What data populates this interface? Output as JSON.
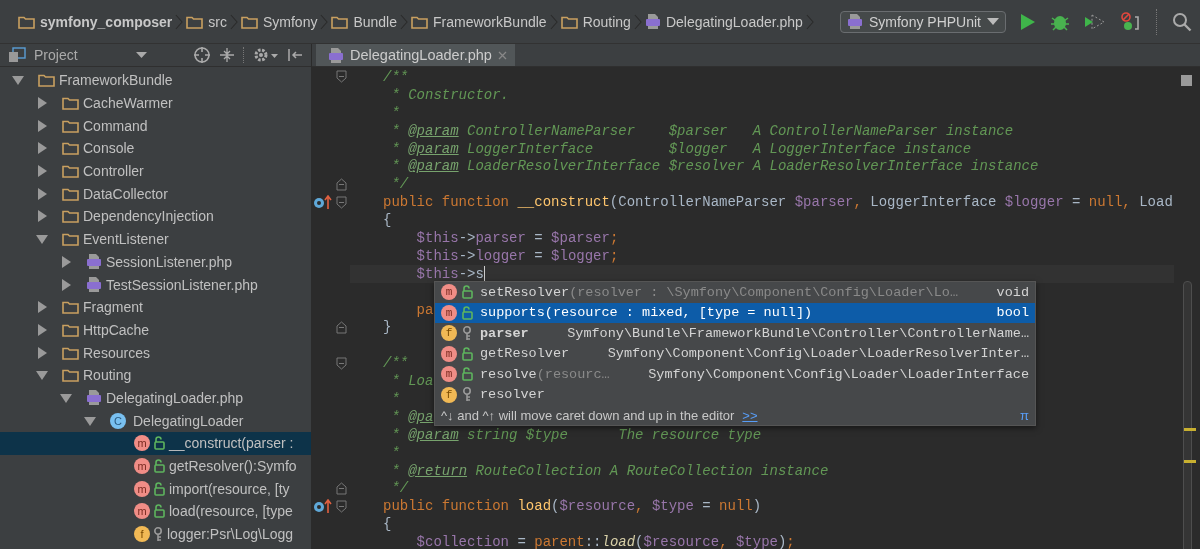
{
  "breadcrumbs": [
    {
      "label": "symfony_composer",
      "kind": "folder",
      "bold": true
    },
    {
      "label": "src",
      "kind": "folder",
      "bold": false
    },
    {
      "label": "Symfony",
      "kind": "folder",
      "bold": false
    },
    {
      "label": "Bundle",
      "kind": "folder",
      "bold": false
    },
    {
      "label": "FrameworkBundle",
      "kind": "folder",
      "bold": false
    },
    {
      "label": "Routing",
      "kind": "folder",
      "bold": false
    },
    {
      "label": "DelegatingLoader.php",
      "kind": "php",
      "bold": false
    }
  ],
  "run_config": {
    "label": "Symfony PHPUnit"
  },
  "project_panel": {
    "title": "Project",
    "tree": [
      {
        "label": "FrameworkBundle",
        "kind": "folder",
        "expanded": true,
        "selected": false,
        "children": [
          {
            "label": "CacheWarmer",
            "kind": "folder",
            "expanded": false,
            "selected": false
          },
          {
            "label": "Command",
            "kind": "folder",
            "expanded": false,
            "selected": false
          },
          {
            "label": "Console",
            "kind": "folder",
            "expanded": false,
            "selected": false
          },
          {
            "label": "Controller",
            "kind": "folder",
            "expanded": false,
            "selected": false
          },
          {
            "label": "DataCollector",
            "kind": "folder",
            "expanded": false,
            "selected": false
          },
          {
            "label": "DependencyInjection",
            "kind": "folder",
            "expanded": false,
            "selected": false
          },
          {
            "label": "EventListener",
            "kind": "folder",
            "expanded": true,
            "selected": false,
            "children": [
              {
                "label": "SessionListener.php",
                "kind": "php",
                "expanded": false,
                "selected": false
              },
              {
                "label": "TestSessionListener.php",
                "kind": "php",
                "expanded": false,
                "selected": false
              }
            ]
          },
          {
            "label": "Fragment",
            "kind": "folder",
            "expanded": false,
            "selected": false
          },
          {
            "label": "HttpCache",
            "kind": "folder",
            "expanded": false,
            "selected": false
          },
          {
            "label": "Resources",
            "kind": "folder",
            "expanded": false,
            "selected": false
          },
          {
            "label": "Routing",
            "kind": "folder",
            "expanded": true,
            "selected": false,
            "children": [
              {
                "label": "DelegatingLoader.php",
                "kind": "php",
                "expanded": true,
                "selected": false,
                "children": [
                  {
                    "label": "DelegatingLoader",
                    "kind": "class",
                    "badge": "C",
                    "expanded": true,
                    "selected": false,
                    "children": [
                      {
                        "label": "__construct(parser :",
                        "kind": "method",
                        "badge": "m",
                        "selected": true
                      },
                      {
                        "label": "getResolver():Symfo",
                        "kind": "method",
                        "badge": "m",
                        "selected": false
                      },
                      {
                        "label": "import(resource, [ty",
                        "kind": "method",
                        "badge": "m",
                        "selected": false
                      },
                      {
                        "label": "load(resource, [type",
                        "kind": "method",
                        "badge": "m",
                        "selected": false
                      },
                      {
                        "label": "logger:Psr\\Log\\Logg",
                        "kind": "field",
                        "badge": "f",
                        "selected": false
                      }
                    ]
                  }
                ]
              }
            ]
          }
        ]
      }
    ]
  },
  "editor": {
    "tabs": [
      {
        "label": "DelegatingLoader.php",
        "selected": true
      }
    ],
    "lines": [
      {
        "current": false,
        "fold_start": true,
        "fold_end": false,
        "overrides": false,
        "tokens": [
          {
            "kind": "comment",
            "text": "/**"
          }
        ]
      },
      {
        "current": false,
        "fold_start": false,
        "fold_end": false,
        "overrides": false,
        "tokens": [
          {
            "kind": "comment",
            "text": " * Constructor."
          }
        ]
      },
      {
        "current": false,
        "fold_start": false,
        "fold_end": false,
        "overrides": false,
        "tokens": [
          {
            "kind": "comment",
            "text": " *"
          }
        ]
      },
      {
        "current": false,
        "fold_start": false,
        "fold_end": false,
        "overrides": false,
        "tokens": [
          {
            "kind": "comment",
            "text": " * "
          },
          {
            "kind": "tag",
            "text": "@param"
          },
          {
            "kind": "comment",
            "text": " ControllerNameParser    $parser   A ControllerNameParser instance"
          }
        ]
      },
      {
        "current": false,
        "fold_start": false,
        "fold_end": false,
        "overrides": false,
        "tokens": [
          {
            "kind": "comment",
            "text": " * "
          },
          {
            "kind": "tag",
            "text": "@param"
          },
          {
            "kind": "comment",
            "text": " LoggerInterface         $logger   A LoggerInterface instance"
          }
        ]
      },
      {
        "current": false,
        "fold_start": false,
        "fold_end": false,
        "overrides": false,
        "tokens": [
          {
            "kind": "comment",
            "text": " * "
          },
          {
            "kind": "tag",
            "text": "@param"
          },
          {
            "kind": "comment",
            "text": " LoaderResolverInterface $resolver A LoaderResolverInterface instance"
          }
        ]
      },
      {
        "current": false,
        "fold_start": false,
        "fold_end": true,
        "overrides": false,
        "tokens": [
          {
            "kind": "comment",
            "text": " */"
          }
        ]
      },
      {
        "current": false,
        "fold_start": true,
        "fold_end": false,
        "overrides": true,
        "tokens": [
          {
            "kind": "keyword",
            "text": "public function "
          },
          {
            "kind": "function",
            "text": "__construct"
          },
          {
            "kind": "plain",
            "text": "(ControllerNameParser "
          },
          {
            "kind": "variable",
            "text": "$parser"
          },
          {
            "kind": "keyword",
            "text": ", "
          },
          {
            "kind": "plain",
            "text": "LoggerInterface "
          },
          {
            "kind": "variable",
            "text": "$logger"
          },
          {
            "kind": "plain",
            "text": " = "
          },
          {
            "kind": "keyword",
            "text": "null, "
          },
          {
            "kind": "plain",
            "text": "Load"
          }
        ]
      },
      {
        "current": false,
        "fold_start": false,
        "fold_end": false,
        "overrides": false,
        "tokens": [
          {
            "kind": "plain",
            "text": "{"
          }
        ]
      },
      {
        "current": false,
        "fold_start": false,
        "fold_end": false,
        "overrides": false,
        "tokens": [
          {
            "kind": "variable",
            "text": "    $this"
          },
          {
            "kind": "plain",
            "text": "->"
          },
          {
            "kind": "variable",
            "text": "parser"
          },
          {
            "kind": "plain",
            "text": " = "
          },
          {
            "kind": "variable",
            "text": "$parser"
          },
          {
            "kind": "keyword",
            "text": ";"
          }
        ]
      },
      {
        "current": false,
        "fold_start": false,
        "fold_end": false,
        "overrides": false,
        "tokens": [
          {
            "kind": "variable",
            "text": "    $this"
          },
          {
            "kind": "plain",
            "text": "->"
          },
          {
            "kind": "variable",
            "text": "logger"
          },
          {
            "kind": "plain",
            "text": " = "
          },
          {
            "kind": "variable",
            "text": "$logger"
          },
          {
            "kind": "keyword",
            "text": ";"
          }
        ]
      },
      {
        "current": true,
        "fold_start": false,
        "fold_end": false,
        "overrides": false,
        "tokens": [
          {
            "kind": "variable",
            "text": "    $this"
          },
          {
            "kind": "plain",
            "text": "->s"
          }
        ]
      },
      {
        "current": false,
        "fold_start": false,
        "fold_end": false,
        "overrides": false
      },
      {
        "current": false,
        "fold_start": false,
        "fold_end": false,
        "overrides": false,
        "tokens": [
          {
            "kind": "keyword",
            "text": "    pa"
          }
        ]
      },
      {
        "current": false,
        "fold_start": false,
        "fold_end": true,
        "overrides": false,
        "tokens": [
          {
            "kind": "plain",
            "text": "}"
          }
        ]
      },
      {
        "current": false,
        "fold_start": false,
        "fold_end": false,
        "overrides": false
      },
      {
        "current": false,
        "fold_start": true,
        "fold_end": false,
        "overrides": false,
        "tokens": [
          {
            "kind": "comment",
            "text": "/**"
          }
        ]
      },
      {
        "current": false,
        "fold_start": false,
        "fold_end": false,
        "overrides": false,
        "tokens": [
          {
            "kind": "comment",
            "text": " * Loa"
          }
        ]
      },
      {
        "current": false,
        "fold_start": false,
        "fold_end": false,
        "overrides": false,
        "tokens": [
          {
            "kind": "comment",
            "text": " *"
          }
        ]
      },
      {
        "current": false,
        "fold_start": false,
        "fold_end": false,
        "overrides": false,
        "tokens": [
          {
            "kind": "comment",
            "text": " * "
          },
          {
            "kind": "tag",
            "text": "@pa"
          }
        ]
      },
      {
        "current": false,
        "fold_start": false,
        "fold_end": false,
        "overrides": false,
        "tokens": [
          {
            "kind": "comment",
            "text": " * "
          },
          {
            "kind": "tag",
            "text": "@param"
          },
          {
            "kind": "comment",
            "text": " string $type      The resource type"
          }
        ]
      },
      {
        "current": false,
        "fold_start": false,
        "fold_end": false,
        "overrides": false,
        "tokens": [
          {
            "kind": "comment",
            "text": " *"
          }
        ]
      },
      {
        "current": false,
        "fold_start": false,
        "fold_end": false,
        "overrides": false,
        "tokens": [
          {
            "kind": "comment",
            "text": " * "
          },
          {
            "kind": "tag",
            "text": "@return"
          },
          {
            "kind": "comment",
            "text": " RouteCollection A RouteCollection instance"
          }
        ]
      },
      {
        "current": false,
        "fold_start": false,
        "fold_end": true,
        "overrides": false,
        "tokens": [
          {
            "kind": "comment",
            "text": " */"
          }
        ]
      },
      {
        "current": false,
        "fold_start": true,
        "fold_end": false,
        "overrides": true,
        "tokens": [
          {
            "kind": "keyword",
            "text": "public function "
          },
          {
            "kind": "function",
            "text": "load"
          },
          {
            "kind": "plain",
            "text": "("
          },
          {
            "kind": "variable",
            "text": "$resource"
          },
          {
            "kind": "keyword",
            "text": ", "
          },
          {
            "kind": "variable",
            "text": "$type"
          },
          {
            "kind": "plain",
            "text": " = "
          },
          {
            "kind": "keyword",
            "text": "null"
          },
          {
            "kind": "plain",
            "text": ")"
          }
        ]
      },
      {
        "current": false,
        "fold_start": false,
        "fold_end": false,
        "overrides": false,
        "tokens": [
          {
            "kind": "plain",
            "text": "{"
          }
        ]
      },
      {
        "current": false,
        "fold_start": false,
        "fold_end": false,
        "overrides": false,
        "tokens": [
          {
            "kind": "variable",
            "text": "    $collection"
          },
          {
            "kind": "plain",
            "text": " = "
          },
          {
            "kind": "keyword",
            "text": "parent"
          },
          {
            "kind": "plain",
            "text": "::"
          },
          {
            "kind": "call",
            "text": "load"
          },
          {
            "kind": "plain",
            "text": "("
          },
          {
            "kind": "variable",
            "text": "$resource"
          },
          {
            "kind": "keyword",
            "text": ", "
          },
          {
            "kind": "variable",
            "text": "$type"
          },
          {
            "kind": "plain",
            "text": ")"
          },
          {
            "kind": "keyword",
            "text": ";"
          }
        ]
      }
    ],
    "completion": {
      "items": [
        {
          "kind": "method",
          "badge": "m",
          "name": "setResolver",
          "params": "(resolver : \\Symfony\\Component\\Config\\Loader\\Lo…",
          "type": "void",
          "bold": false,
          "selected": false
        },
        {
          "kind": "method",
          "badge": "m",
          "name": "supports",
          "params": "(resource : mixed, [type = null])",
          "type": "bool",
          "bold": false,
          "selected": true
        },
        {
          "kind": "field",
          "badge": "f",
          "name": "parser",
          "type": "Symfony\\Bundle\\FrameworkBundle\\Controller\\ControllerName…",
          "bold": true,
          "selected": false
        },
        {
          "kind": "method",
          "badge": "m",
          "name": "getResolver",
          "type": "Symfony\\Component\\Config\\Loader\\LoaderResolverInter…",
          "bold": false,
          "selected": false
        },
        {
          "kind": "method",
          "badge": "m",
          "name": "resolve",
          "params": "(resourc…",
          "type": "Symfony\\Component\\Config\\Loader\\LoaderInterface",
          "bold": false,
          "selected": false
        },
        {
          "kind": "field",
          "badge": "f",
          "name": "resolver",
          "bold": false,
          "selected": false
        }
      ],
      "hint": "^↓ and ^↑ will move caret down and up in the editor",
      "hint_link": ">>",
      "hint_icon": "π"
    }
  }
}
- - - - - - -
Scan the material for lines with the word "DelegatingLoader", and copy each line you find.

      "label": "DelegatingLoader.php",
                "label": "DelegatingLoader.php",
                    "label": "DelegatingLoader",
        "label": "DelegatingLoader.php",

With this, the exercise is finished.